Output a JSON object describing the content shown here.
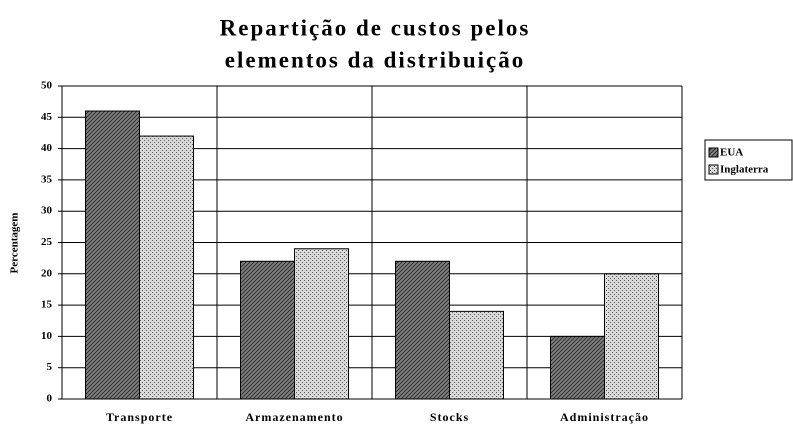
{
  "chart_data": {
    "type": "bar",
    "title": [
      "Repartição de custos pelos",
      "elementos da distribuição"
    ],
    "y_label": "Percentagem",
    "categories": [
      "Transporte",
      "Armazenamento",
      "Stocks",
      "Administração"
    ],
    "series": [
      {
        "name": "EUA",
        "color": "#7f7f7f",
        "values": [
          46,
          22,
          22,
          10
        ]
      },
      {
        "name": "Inglaterra",
        "color": "#d9d9d9",
        "values": [
          42,
          24,
          14,
          20
        ]
      }
    ],
    "ylim": [
      0,
      50
    ],
    "yticks": [
      0,
      5,
      10,
      15,
      20,
      25,
      30,
      35,
      40,
      45,
      50
    ],
    "grid": true,
    "legend": "right"
  }
}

# Task
Restate the whole listing above exactly, except for its images.

# Complete response
Output a JSON object describing the content shown here.
{
  "chart_data": {
    "type": "bar",
    "title": [
      "Repartição de custos pelos",
      "elementos da distribuição"
    ],
    "y_label": "Percentagem",
    "categories": [
      "Transporte",
      "Armazenamento",
      "Stocks",
      "Administração"
    ],
    "series": [
      {
        "name": "EUA",
        "color": "#7f7f7f",
        "values": [
          46,
          22,
          22,
          10
        ]
      },
      {
        "name": "Inglaterra",
        "color": "#d9d9d9",
        "values": [
          42,
          24,
          14,
          20
        ]
      }
    ],
    "ylim": [
      0,
      50
    ],
    "yticks": [
      0,
      5,
      10,
      15,
      20,
      25,
      30,
      35,
      40,
      45,
      50
    ],
    "grid": true,
    "legend": "right"
  }
}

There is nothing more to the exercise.